REQUEST: Copy out the listing from the line with "Enumerate the UI" to the line with "608, 710, 635]", including both of those lines, and omit the pictures.

PROVIDED INFORMATION:
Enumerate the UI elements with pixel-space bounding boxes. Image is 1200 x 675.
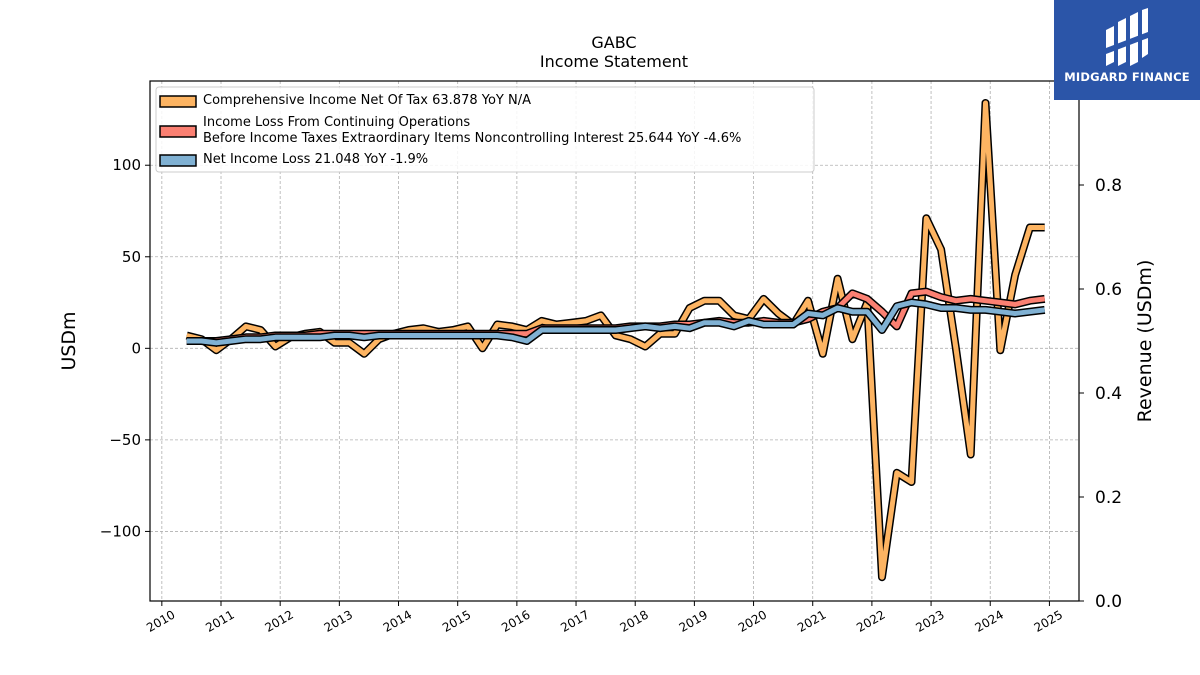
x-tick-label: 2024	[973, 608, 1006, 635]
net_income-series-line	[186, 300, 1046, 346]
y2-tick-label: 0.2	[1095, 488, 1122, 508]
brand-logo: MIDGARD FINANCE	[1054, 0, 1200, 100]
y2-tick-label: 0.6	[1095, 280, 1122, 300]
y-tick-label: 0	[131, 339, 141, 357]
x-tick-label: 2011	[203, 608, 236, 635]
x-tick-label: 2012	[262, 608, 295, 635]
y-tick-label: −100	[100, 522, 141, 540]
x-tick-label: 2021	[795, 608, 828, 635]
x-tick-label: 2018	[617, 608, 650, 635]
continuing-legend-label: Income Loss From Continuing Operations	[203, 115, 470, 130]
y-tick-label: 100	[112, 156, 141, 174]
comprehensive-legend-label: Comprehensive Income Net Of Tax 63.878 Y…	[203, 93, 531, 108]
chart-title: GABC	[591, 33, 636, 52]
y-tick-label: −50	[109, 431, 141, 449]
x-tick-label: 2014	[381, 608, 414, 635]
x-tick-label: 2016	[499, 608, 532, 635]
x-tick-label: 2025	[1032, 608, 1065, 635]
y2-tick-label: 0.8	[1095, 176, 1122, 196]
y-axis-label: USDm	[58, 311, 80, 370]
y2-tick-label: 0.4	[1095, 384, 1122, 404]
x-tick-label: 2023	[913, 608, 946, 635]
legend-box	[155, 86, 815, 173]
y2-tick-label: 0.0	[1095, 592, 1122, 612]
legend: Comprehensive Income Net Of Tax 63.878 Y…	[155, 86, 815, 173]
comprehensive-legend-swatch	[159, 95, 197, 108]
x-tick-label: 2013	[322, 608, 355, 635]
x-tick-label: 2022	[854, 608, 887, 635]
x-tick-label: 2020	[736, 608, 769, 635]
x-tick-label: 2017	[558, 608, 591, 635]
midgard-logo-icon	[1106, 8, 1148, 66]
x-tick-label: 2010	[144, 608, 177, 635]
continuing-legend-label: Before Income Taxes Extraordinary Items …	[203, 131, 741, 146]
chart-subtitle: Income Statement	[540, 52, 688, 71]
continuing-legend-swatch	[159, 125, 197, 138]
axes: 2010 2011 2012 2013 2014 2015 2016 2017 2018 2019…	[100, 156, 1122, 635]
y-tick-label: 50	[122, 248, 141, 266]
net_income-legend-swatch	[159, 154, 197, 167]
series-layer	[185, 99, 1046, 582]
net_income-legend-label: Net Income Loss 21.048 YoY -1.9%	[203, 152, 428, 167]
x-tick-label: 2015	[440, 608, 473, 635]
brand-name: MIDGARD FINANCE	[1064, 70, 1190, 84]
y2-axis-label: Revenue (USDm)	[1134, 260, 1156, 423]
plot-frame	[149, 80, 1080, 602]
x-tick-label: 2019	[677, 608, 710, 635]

...

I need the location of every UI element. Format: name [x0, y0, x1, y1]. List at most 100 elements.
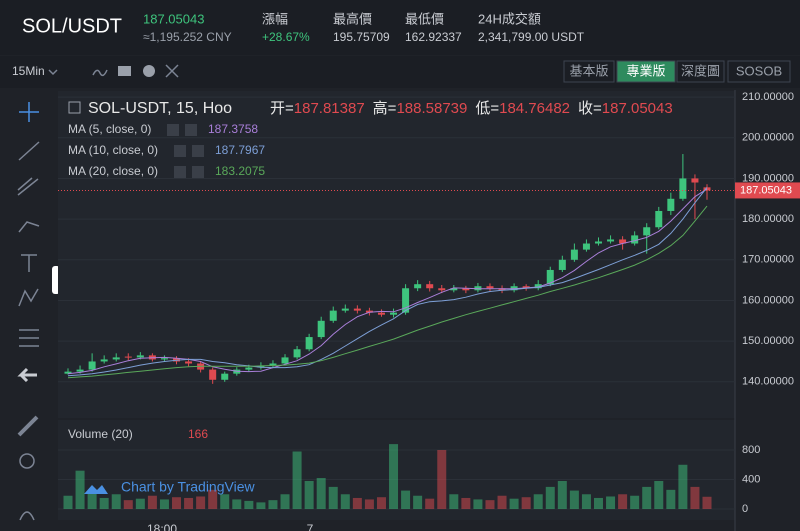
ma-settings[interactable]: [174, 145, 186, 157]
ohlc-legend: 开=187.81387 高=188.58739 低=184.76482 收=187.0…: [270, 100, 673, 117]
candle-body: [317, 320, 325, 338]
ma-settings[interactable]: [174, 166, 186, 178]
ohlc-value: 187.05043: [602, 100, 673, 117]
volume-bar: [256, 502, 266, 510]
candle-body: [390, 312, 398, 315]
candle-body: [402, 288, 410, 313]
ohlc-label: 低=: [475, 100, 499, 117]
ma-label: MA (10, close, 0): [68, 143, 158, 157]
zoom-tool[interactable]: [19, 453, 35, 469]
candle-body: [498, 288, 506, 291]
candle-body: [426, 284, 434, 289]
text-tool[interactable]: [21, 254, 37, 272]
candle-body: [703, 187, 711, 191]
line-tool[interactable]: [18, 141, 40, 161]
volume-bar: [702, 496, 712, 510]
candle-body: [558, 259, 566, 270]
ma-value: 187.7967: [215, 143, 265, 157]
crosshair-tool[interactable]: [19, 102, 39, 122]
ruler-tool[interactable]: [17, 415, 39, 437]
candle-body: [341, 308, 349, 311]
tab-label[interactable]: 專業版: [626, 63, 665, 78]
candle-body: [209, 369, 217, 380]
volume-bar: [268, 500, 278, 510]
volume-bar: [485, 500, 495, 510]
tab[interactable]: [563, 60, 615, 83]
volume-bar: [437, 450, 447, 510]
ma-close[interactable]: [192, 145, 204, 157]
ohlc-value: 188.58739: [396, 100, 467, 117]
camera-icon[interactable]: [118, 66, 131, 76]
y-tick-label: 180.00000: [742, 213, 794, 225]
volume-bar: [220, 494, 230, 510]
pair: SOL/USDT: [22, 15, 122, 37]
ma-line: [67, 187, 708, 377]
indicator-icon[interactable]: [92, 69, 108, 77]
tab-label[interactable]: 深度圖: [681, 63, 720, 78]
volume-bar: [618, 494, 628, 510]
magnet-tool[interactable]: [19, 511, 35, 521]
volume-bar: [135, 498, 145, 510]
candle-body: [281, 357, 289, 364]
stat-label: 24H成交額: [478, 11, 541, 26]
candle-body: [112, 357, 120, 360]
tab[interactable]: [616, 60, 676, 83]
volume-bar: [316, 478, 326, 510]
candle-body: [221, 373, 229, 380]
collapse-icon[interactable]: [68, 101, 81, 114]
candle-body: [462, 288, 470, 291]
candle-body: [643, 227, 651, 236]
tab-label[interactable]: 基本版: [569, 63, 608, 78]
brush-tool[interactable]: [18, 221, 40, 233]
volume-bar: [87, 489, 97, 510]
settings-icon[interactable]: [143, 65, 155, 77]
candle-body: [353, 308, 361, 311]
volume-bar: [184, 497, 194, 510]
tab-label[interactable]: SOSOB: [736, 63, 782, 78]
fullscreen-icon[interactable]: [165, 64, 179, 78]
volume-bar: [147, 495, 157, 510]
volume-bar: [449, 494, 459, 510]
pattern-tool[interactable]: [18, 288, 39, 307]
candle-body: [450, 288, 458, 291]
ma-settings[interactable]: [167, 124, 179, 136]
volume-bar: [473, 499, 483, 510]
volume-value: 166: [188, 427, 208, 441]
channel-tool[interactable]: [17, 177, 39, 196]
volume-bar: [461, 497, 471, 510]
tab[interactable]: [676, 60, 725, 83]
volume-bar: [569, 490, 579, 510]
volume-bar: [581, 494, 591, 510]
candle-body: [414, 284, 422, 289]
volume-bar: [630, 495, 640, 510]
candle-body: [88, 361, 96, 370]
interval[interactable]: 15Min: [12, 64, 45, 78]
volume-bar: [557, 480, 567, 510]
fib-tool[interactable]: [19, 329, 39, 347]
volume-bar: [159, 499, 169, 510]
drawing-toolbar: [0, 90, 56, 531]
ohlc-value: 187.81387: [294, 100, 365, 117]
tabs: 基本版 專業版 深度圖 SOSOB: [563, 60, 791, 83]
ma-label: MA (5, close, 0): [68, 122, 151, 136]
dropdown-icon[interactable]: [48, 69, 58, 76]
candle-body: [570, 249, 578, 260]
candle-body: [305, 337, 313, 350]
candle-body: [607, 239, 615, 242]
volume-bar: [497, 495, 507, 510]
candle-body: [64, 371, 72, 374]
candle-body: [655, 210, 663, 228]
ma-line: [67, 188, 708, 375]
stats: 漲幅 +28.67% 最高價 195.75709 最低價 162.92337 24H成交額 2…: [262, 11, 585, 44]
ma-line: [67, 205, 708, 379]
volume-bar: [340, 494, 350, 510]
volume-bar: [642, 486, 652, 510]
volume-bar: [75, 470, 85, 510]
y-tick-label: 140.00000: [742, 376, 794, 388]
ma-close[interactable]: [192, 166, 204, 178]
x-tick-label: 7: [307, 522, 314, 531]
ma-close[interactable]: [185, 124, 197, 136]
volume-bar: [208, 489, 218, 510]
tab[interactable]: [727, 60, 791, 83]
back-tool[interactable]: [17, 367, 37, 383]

EXERCISE RESPONSE:
Enumerate the UI elements with pixel-space bounding boxes. Image is 1200 x 675.
x-tick-label: 2024	[973, 608, 1006, 635]
net_income-series-line	[186, 300, 1046, 346]
y2-tick-label: 0.2	[1095, 488, 1122, 508]
brand-logo: MIDGARD FINANCE	[1054, 0, 1200, 100]
y2-tick-label: 0.6	[1095, 280, 1122, 300]
y-tick-label: 0	[131, 339, 141, 357]
x-tick-label: 2011	[203, 608, 236, 635]
x-tick-label: 2012	[262, 608, 295, 635]
y-tick-label: −100	[100, 522, 141, 540]
x-tick-label: 2021	[795, 608, 828, 635]
x-tick-label: 2018	[617, 608, 650, 635]
continuing-legend-label: Income Loss From Continuing Operations	[203, 115, 470, 130]
y-tick-label: 100	[112, 156, 141, 174]
comprehensive-legend-label: Comprehensive Income Net Of Tax 63.878 Y…	[203, 93, 531, 108]
chart-title: GABC	[591, 33, 636, 52]
y-tick-label: −50	[109, 431, 141, 449]
x-tick-label: 2014	[381, 608, 414, 635]
x-tick-label: 2016	[499, 608, 532, 635]
x-tick-label: 2025	[1032, 608, 1065, 635]
y2-tick-label: 0.8	[1095, 176, 1122, 196]
y-axis-label: USDm	[58, 311, 80, 370]
y2-tick-label: 0.4	[1095, 384, 1122, 404]
x-tick-label: 2023	[913, 608, 946, 635]
legend-box	[155, 86, 815, 173]
y2-tick-label: 0.0	[1095, 592, 1122, 612]
legend: Comprehensive Income Net Of Tax 63.878 Y…	[155, 86, 815, 173]
comprehensive-legend-swatch	[159, 95, 197, 108]
x-tick-label: 2013	[322, 608, 355, 635]
x-tick-label: 2022	[854, 608, 887, 635]
x-tick-label: 2020	[736, 608, 769, 635]
x-tick-label: 2017	[558, 608, 591, 635]
midgard-logo-icon	[1106, 8, 1148, 66]
x-tick-label: 2010	[144, 608, 177, 635]
continuing-legend-label: Before Income Taxes Extraordinary Items …	[203, 131, 741, 146]
chart-subtitle: Income Statement	[540, 52, 688, 71]
continuing-legend-swatch	[159, 125, 197, 138]
axes: 2010 2011 2012 2013 2014 2015 2016 2017 2018 2019…	[100, 156, 1122, 635]
y-tick-label: 50	[122, 248, 141, 266]
net_income-legend-swatch	[159, 154, 197, 167]
series-layer	[185, 99, 1046, 582]
net_income-legend-label: Net Income Loss 21.048 YoY -1.9%	[203, 152, 428, 167]
x-tick-label: 2015	[440, 608, 473, 635]
brand-name: MIDGARD FINANCE	[1064, 70, 1190, 84]
y2-axis-label: Revenue (USDm)	[1134, 260, 1156, 423]
plot-frame	[149, 80, 1080, 602]
x-tick-label: 2019	[677, 608, 710, 635]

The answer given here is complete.